— Start —
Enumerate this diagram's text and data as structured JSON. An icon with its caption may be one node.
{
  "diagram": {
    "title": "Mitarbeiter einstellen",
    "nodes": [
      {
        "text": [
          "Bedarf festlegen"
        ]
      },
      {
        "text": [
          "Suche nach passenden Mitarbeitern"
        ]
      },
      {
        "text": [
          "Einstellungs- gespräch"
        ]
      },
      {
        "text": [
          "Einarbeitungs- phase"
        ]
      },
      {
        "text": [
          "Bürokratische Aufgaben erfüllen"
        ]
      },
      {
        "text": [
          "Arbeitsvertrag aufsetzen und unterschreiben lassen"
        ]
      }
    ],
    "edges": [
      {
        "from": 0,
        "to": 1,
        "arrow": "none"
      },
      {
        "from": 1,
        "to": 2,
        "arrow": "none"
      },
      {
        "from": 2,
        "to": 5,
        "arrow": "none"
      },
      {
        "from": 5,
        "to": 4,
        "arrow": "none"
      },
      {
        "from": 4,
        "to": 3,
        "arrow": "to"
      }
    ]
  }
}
— End —
__Exercise description__:
All of the material must be reproduced exactly.

__Answer to this exercise__:
Enumerate this diagram's text and data as structured JSON. An icon with its caption may be one node.
{
  "diagram": {
    "title": "Mitarbeiter einstellen",
    "nodes": [
      {
        "text": [
          "Bedarf festlegen"
        ]
      },
      {
        "text": [
          "Suche nach passenden Mitarbeitern"
        ]
      },
      {
        "text": [
          "Einstellungs- gespräch"
        ]
      },
      {
        "text": [
          "Einarbeitungs- phase"
        ]
      },
      {
        "text": [
          "Bürokratische Aufgaben erfüllen"
        ]
      },
      {
        "text": [
          "Arbeitsvertrag aufsetzen und unterschreiben lassen"
        ]
      }
    ],
    "edges": [
      {
        "from": 0,
        "to": 1,
        "arrow": "none"
      },
      {
        "from": 1,
        "to": 2,
        "arrow": "none"
      },
      {
        "from": 2,
        "to": 5,
        "arrow": "none"
      },
      {
        "from": 5,
        "to": 4,
        "arrow": "none"
      },
      {
        "from": 4,
        "to": 3,
        "arrow": "to"
      }
    ]
  }
}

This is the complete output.